- **To do**:
The data must be returned in full and exactly as given.

Begin

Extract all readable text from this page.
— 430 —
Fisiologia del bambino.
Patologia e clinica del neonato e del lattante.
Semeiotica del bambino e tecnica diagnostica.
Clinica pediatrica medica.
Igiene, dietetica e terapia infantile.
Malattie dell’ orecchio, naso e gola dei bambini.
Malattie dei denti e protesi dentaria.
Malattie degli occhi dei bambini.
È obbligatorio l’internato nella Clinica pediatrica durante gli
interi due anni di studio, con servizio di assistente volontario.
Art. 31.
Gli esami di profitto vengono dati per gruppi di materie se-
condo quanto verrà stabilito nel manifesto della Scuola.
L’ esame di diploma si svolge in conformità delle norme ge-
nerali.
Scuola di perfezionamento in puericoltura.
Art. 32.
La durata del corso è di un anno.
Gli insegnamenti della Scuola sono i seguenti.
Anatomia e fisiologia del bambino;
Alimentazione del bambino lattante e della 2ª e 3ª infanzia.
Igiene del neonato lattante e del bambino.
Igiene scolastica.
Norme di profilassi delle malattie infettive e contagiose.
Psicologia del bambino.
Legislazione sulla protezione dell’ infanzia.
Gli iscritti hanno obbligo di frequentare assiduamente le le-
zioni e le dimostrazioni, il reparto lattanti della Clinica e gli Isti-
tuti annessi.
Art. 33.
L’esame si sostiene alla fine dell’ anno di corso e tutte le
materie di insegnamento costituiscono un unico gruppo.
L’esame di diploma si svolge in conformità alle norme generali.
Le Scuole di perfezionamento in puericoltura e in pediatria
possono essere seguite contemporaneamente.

End

- **Correct result**:
Extract all readable text from this page.
— 430 —
Fisiologia del bambino.
Patologia e clinica del neonato e del lattante.
Semeiotica del bambino e tecnica diagnostica.
Clinica pediatrica medica.
Igiene, dietetica e terapia infantile.
Malattie dell’ orecchio, naso e gola dei bambini.
Malattie dei denti e protesi dentaria.
Malattie degli occhi dei bambini.
È obbligatorio l’internato nella Clinica pediatrica durante gli
interi due anni di studio, con servizio di assistente volontario.
Art. 31.
Gli esami di profitto vengono dati per gruppi di materie se-
condo quanto verrà stabilito nel manifesto della Scuola.
L’ esame di diploma si svolge in conformità delle norme ge-
nerali.
Scuola di perfezionamento in puericoltura.
Art. 32.
La durata del corso è di un anno.
Gli insegnamenti della Scuola sono i seguenti.
Anatomia e fisiologia del bambino;
Alimentazione del bambino lattante e della 2ª e 3ª infanzia.
Igiene del neonato lattante e del bambino.
Igiene scolastica.
Norme di profilassi delle malattie infettive e contagiose.
Psicologia del bambino.
Legislazione sulla protezione dell’ infanzia.
Gli iscritti hanno obbligo di frequentare assiduamente le le-
zioni e le dimostrazioni, il reparto lattanti della Clinica e gli Isti-
tuti annessi.
Art. 33.
L’esame si sostiene alla fine dell’ anno di corso e tutte le
materie di insegnamento costituiscono un unico gruppo.
L’esame di diploma si svolge in conformità alle norme generali.
Le Scuole di perfezionamento in puericoltura e in pediatria
possono essere seguite contemporaneamente.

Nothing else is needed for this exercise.